(Page element annotations)

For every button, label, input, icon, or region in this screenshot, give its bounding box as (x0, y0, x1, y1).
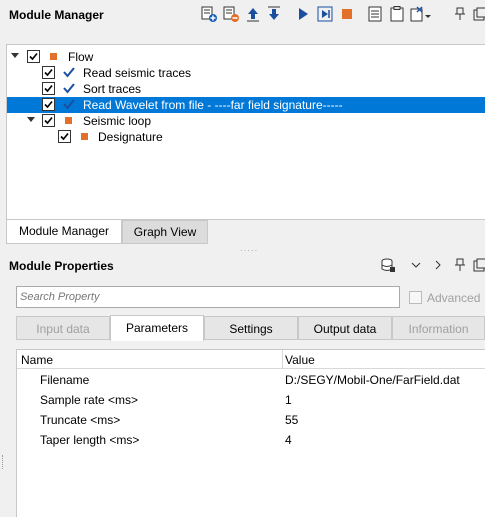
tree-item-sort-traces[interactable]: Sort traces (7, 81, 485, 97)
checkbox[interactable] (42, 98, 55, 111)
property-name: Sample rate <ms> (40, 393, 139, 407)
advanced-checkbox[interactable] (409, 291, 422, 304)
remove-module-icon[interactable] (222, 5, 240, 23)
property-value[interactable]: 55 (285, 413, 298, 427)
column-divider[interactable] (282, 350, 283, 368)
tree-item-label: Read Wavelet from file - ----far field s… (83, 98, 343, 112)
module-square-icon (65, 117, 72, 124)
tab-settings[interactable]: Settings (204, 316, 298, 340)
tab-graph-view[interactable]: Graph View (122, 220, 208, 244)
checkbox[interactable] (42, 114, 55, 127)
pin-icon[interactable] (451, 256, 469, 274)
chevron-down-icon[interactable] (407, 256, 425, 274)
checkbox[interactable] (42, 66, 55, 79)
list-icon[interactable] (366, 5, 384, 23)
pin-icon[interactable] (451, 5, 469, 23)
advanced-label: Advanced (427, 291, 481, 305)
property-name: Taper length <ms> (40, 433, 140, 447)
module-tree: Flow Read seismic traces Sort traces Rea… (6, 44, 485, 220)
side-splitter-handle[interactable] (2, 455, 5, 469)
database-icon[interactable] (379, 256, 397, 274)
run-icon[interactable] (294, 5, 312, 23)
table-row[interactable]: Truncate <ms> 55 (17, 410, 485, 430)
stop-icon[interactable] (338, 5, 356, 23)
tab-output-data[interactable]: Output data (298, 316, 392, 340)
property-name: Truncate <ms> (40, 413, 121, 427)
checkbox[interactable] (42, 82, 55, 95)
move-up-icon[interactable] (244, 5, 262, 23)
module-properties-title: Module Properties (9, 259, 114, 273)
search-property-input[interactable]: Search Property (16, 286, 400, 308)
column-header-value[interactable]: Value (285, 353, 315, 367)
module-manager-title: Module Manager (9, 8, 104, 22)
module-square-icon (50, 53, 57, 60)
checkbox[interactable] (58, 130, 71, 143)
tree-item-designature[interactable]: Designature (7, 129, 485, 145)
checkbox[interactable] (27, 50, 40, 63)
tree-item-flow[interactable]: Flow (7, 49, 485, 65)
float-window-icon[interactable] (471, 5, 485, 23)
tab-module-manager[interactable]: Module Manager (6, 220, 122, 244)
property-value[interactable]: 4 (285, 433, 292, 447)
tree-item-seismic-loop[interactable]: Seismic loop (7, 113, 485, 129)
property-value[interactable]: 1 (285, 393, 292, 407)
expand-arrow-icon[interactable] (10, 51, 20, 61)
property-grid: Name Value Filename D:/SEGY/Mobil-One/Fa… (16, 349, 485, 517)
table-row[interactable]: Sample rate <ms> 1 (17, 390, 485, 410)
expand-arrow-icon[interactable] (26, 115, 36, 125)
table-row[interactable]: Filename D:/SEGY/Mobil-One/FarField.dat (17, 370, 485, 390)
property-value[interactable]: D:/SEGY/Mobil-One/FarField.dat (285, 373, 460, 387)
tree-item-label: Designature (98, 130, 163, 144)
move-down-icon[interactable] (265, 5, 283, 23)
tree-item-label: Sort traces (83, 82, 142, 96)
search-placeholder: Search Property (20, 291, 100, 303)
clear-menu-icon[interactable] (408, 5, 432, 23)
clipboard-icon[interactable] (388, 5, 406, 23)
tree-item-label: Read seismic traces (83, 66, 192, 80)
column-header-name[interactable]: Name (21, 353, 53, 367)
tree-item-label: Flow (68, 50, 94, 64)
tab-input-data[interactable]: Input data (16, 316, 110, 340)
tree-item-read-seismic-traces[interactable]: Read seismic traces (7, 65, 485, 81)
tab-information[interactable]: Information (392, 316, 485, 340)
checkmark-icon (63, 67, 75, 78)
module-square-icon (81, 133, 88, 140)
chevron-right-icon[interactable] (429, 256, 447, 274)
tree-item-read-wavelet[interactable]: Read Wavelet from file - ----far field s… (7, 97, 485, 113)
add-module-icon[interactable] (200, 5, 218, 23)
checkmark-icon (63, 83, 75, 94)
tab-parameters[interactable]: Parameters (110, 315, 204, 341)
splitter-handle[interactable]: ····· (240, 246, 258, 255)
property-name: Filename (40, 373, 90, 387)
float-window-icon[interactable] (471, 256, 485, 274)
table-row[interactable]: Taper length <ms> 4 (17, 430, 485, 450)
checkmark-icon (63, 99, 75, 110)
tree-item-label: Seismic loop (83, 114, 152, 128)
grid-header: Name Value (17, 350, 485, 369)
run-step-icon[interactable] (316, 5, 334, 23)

Exercise — Reproduce all the records with every "pin-icon" replaced by "thumbtack-icon" and everything else left unchanged. Leave the pictures out.

Complete output —
For every button, label, input, icon, or region in this screenshot, give its bounding box as (x0, y0, x1, y1).
tree-item-sort-traces[interactable]: Sort traces (7, 81, 485, 97)
checkbox[interactable] (42, 98, 55, 111)
property-name: Sample rate <ms> (40, 393, 139, 407)
advanced-checkbox[interactable] (409, 291, 422, 304)
remove-module-icon[interactable] (222, 5, 240, 23)
property-value[interactable]: 55 (285, 413, 298, 427)
column-divider[interactable] (282, 350, 283, 368)
tree-item-label: Read Wavelet from file - ----far field s… (83, 98, 343, 112)
module-square-icon (65, 117, 72, 124)
tab-settings[interactable]: Settings (204, 316, 298, 340)
tab-graph-view[interactable]: Graph View (122, 220, 208, 244)
checkbox[interactable] (42, 114, 55, 127)
thumbtack-icon[interactable] (451, 256, 469, 274)
chevron-down-icon[interactable] (407, 256, 425, 274)
checkbox[interactable] (42, 66, 55, 79)
list-icon[interactable] (366, 5, 384, 23)
thumbtack-icon[interactable] (451, 5, 469, 23)
advanced-label: Advanced (427, 291, 481, 305)
property-name: Taper length <ms> (40, 433, 140, 447)
module-tree: Flow Read seismic traces Sort traces Rea… (6, 44, 485, 220)
side-splitter-handle[interactable] (2, 455, 5, 469)
database-icon[interactable] (379, 256, 397, 274)
run-icon[interactable] (294, 5, 312, 23)
table-row[interactable]: Truncate <ms> 55 (17, 410, 485, 430)
stop-icon[interactable] (338, 5, 356, 23)
tab-output-data[interactable]: Output data (298, 316, 392, 340)
property-name: Truncate <ms> (40, 413, 121, 427)
checkbox[interactable] (42, 82, 55, 95)
move-up-icon[interactable] (244, 5, 262, 23)
module-properties-title: Module Properties (9, 259, 114, 273)
search-property-input[interactable]: Search Property (16, 286, 400, 308)
column-header-value[interactable]: Value (285, 353, 315, 367)
module-manager-title: Module Manager (9, 8, 104, 22)
module-square-icon (50, 53, 57, 60)
checkbox[interactable] (58, 130, 71, 143)
tree-item-designature[interactable]: Designature (7, 129, 485, 145)
checkbox[interactable] (27, 50, 40, 63)
tree-item-flow[interactable]: Flow (7, 49, 485, 65)
float-window-icon[interactable] (471, 5, 485, 23)
tab-module-manager[interactable]: Module Manager (6, 220, 122, 244)
property-value[interactable]: 4 (285, 433, 292, 447)
tree-item-seismic-loop[interactable]: Seismic loop (7, 113, 485, 129)
property-value[interactable]: 1 (285, 393, 292, 407)
expand-arrow-icon[interactable] (10, 51, 20, 61)
property-grid: Name Value Filename D:/SEGY/Mobil-One/Fa… (16, 349, 485, 517)
table-row[interactable]: Sample rate <ms> 1 (17, 390, 485, 410)
expand-arrow-icon[interactable] (26, 115, 36, 125)
table-row[interactable]: Filename D:/SEGY/Mobil-One/FarField.dat (17, 370, 485, 390)
property-value[interactable]: D:/SEGY/Mobil-One/FarField.dat (285, 373, 460, 387)
tree-item-label: Designature (98, 130, 163, 144)
move-down-icon[interactable] (265, 5, 283, 23)
tree-item-label: Sort traces (83, 82, 142, 96)
search-placeholder: Search Property (20, 291, 100, 303)
clear-menu-icon[interactable] (408, 5, 432, 23)
clipboard-icon[interactable] (388, 5, 406, 23)
tree-item-label: Read seismic traces (83, 66, 192, 80)
column-header-name[interactable]: Name (21, 353, 53, 367)
tree-item-label: Flow (68, 50, 94, 64)
tab-input-data[interactable]: Input data (16, 316, 110, 340)
tree-item-read-seismic-traces[interactable]: Read seismic traces (7, 65, 485, 81)
tab-information[interactable]: Information (392, 316, 485, 340)
checkmark-icon (63, 67, 75, 78)
module-square-icon (81, 133, 88, 140)
chevron-right-icon[interactable] (429, 256, 447, 274)
tree-item-read-wavelet[interactable]: Read Wavelet from file - ----far field s… (7, 97, 485, 113)
add-module-icon[interactable] (200, 5, 218, 23)
checkmark-icon (63, 83, 75, 94)
tab-parameters[interactable]: Parameters (110, 315, 204, 341)
splitter-handle[interactable]: ····· (240, 246, 258, 255)
property-name: Filename (40, 373, 90, 387)
float-window-icon[interactable] (471, 256, 485, 274)
table-row[interactable]: Taper length <ms> 4 (17, 430, 485, 450)
checkmark-icon (63, 99, 75, 110)
tree-item-label: Seismic loop (83, 114, 152, 128)
grid-header: Name Value (17, 350, 485, 369)
run-step-icon[interactable] (316, 5, 334, 23)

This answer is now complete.